>> start
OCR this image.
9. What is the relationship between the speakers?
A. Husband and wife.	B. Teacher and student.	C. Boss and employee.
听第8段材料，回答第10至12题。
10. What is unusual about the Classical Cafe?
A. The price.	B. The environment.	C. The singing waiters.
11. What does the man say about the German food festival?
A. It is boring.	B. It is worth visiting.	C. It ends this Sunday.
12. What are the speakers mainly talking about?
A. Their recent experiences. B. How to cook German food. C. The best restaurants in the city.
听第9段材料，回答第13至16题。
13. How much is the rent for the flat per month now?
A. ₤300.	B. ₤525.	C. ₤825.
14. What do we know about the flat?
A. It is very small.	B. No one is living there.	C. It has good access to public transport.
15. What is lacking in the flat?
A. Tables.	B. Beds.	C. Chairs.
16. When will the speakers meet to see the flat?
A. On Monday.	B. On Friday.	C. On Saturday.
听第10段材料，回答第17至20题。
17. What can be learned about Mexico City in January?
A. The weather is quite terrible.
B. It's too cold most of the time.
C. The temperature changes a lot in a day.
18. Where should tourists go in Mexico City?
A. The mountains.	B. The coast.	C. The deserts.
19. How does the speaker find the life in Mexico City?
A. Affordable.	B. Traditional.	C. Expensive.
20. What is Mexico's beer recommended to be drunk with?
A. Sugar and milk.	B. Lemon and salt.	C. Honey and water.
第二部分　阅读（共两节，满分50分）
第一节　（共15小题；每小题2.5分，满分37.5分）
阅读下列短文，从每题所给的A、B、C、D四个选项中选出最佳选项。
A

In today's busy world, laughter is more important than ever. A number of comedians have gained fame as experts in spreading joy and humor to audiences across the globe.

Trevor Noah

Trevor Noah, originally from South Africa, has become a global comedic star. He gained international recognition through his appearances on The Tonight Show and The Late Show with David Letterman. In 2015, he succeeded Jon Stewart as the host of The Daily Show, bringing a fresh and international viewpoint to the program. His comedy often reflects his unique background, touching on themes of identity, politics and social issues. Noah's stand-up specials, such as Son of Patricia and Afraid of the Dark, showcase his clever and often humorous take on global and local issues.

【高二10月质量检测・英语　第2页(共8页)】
>> end
>> start
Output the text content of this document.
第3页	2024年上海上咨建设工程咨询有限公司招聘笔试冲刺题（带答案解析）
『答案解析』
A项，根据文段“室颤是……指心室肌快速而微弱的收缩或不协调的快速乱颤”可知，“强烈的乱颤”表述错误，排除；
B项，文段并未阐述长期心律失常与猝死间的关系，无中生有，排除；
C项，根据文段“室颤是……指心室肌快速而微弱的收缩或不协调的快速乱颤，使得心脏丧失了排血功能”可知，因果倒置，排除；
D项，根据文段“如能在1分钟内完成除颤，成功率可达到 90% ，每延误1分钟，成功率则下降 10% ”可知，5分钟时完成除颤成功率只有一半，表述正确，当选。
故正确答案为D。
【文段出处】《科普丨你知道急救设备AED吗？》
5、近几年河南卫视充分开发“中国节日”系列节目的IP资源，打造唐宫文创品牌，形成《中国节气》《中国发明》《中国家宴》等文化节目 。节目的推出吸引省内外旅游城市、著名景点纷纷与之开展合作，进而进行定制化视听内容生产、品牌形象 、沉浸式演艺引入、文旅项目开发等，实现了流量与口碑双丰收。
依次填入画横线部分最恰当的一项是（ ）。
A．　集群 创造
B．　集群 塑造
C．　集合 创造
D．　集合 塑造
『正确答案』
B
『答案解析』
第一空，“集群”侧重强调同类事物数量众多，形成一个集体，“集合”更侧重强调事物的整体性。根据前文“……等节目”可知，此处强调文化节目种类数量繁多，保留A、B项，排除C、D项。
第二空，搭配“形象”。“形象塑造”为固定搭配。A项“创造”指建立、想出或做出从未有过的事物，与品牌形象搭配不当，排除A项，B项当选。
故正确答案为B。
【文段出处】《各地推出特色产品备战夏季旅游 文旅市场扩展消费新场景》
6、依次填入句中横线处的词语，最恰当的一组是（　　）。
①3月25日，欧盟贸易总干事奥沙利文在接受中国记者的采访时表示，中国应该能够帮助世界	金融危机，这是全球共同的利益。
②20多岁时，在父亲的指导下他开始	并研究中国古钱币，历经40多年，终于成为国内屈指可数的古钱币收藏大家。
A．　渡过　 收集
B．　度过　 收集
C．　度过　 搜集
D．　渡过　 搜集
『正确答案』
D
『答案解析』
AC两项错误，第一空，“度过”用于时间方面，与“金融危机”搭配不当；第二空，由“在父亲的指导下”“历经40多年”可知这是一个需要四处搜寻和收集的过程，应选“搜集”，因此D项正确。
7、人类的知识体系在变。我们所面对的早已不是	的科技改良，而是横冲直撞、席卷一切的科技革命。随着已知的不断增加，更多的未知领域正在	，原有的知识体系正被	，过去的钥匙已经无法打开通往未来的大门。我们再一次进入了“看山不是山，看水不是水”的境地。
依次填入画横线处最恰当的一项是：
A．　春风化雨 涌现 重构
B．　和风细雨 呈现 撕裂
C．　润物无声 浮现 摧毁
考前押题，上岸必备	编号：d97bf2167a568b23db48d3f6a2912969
>> end
>> start
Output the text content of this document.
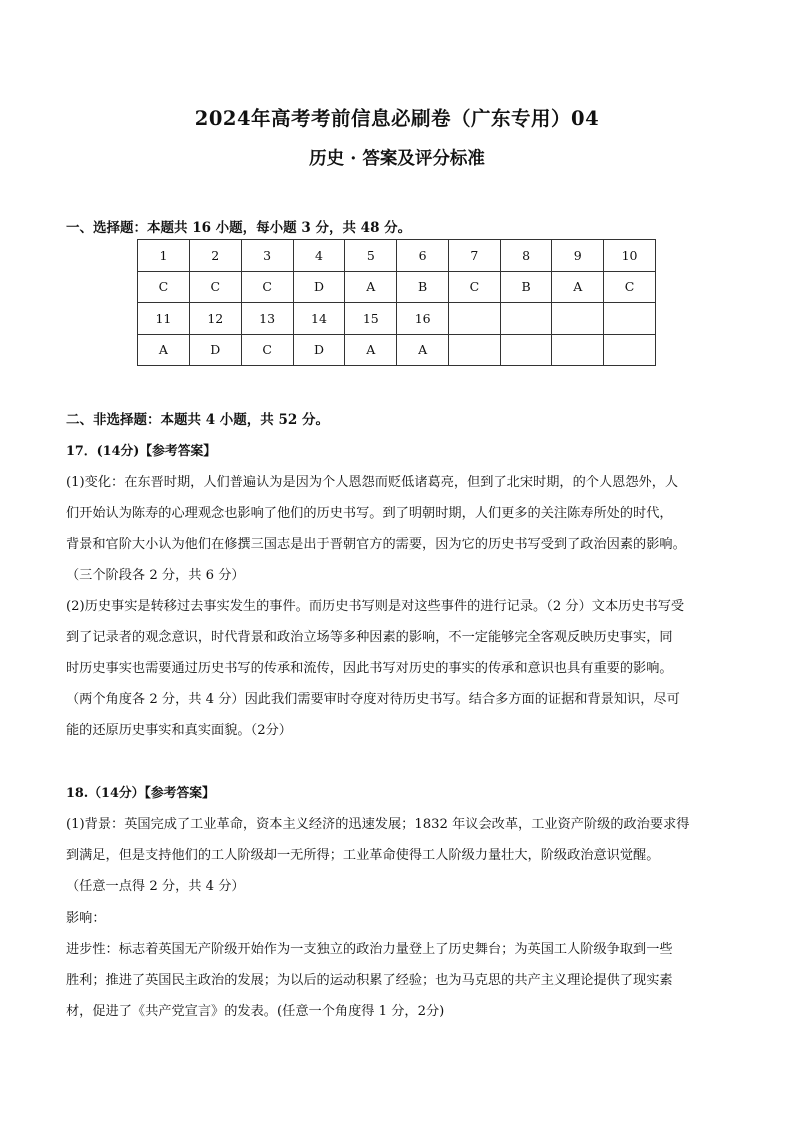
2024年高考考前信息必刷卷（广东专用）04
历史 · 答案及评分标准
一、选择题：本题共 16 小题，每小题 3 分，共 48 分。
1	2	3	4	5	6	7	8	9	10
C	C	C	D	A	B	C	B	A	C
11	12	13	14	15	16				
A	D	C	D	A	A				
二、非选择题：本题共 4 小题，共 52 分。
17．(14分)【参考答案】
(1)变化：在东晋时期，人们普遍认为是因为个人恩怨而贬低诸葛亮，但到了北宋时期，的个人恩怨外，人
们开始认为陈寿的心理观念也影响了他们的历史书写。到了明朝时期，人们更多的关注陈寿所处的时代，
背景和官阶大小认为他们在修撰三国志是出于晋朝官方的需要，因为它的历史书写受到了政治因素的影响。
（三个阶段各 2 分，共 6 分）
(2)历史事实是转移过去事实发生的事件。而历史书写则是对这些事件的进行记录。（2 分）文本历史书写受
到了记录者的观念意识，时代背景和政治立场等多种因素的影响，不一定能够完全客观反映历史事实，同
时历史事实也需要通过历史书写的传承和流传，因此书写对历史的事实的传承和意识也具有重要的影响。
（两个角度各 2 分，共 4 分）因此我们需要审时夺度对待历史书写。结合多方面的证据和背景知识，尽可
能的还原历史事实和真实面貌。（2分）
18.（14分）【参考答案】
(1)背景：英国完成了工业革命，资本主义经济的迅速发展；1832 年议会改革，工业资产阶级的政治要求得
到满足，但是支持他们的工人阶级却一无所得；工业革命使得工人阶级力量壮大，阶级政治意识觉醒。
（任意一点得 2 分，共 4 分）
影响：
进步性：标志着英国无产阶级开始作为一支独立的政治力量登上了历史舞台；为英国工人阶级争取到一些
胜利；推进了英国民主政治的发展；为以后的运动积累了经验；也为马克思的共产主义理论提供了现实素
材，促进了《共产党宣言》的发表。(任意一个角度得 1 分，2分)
>> end
— Goal of the exercise —
Pick out every line of the listing containing the word "speakers", and show those lines.

— Reply —
9. What is the relationship between the speakers?
12. What are the speakers mainly talking about?
16. When will the speakers meet to see the flat?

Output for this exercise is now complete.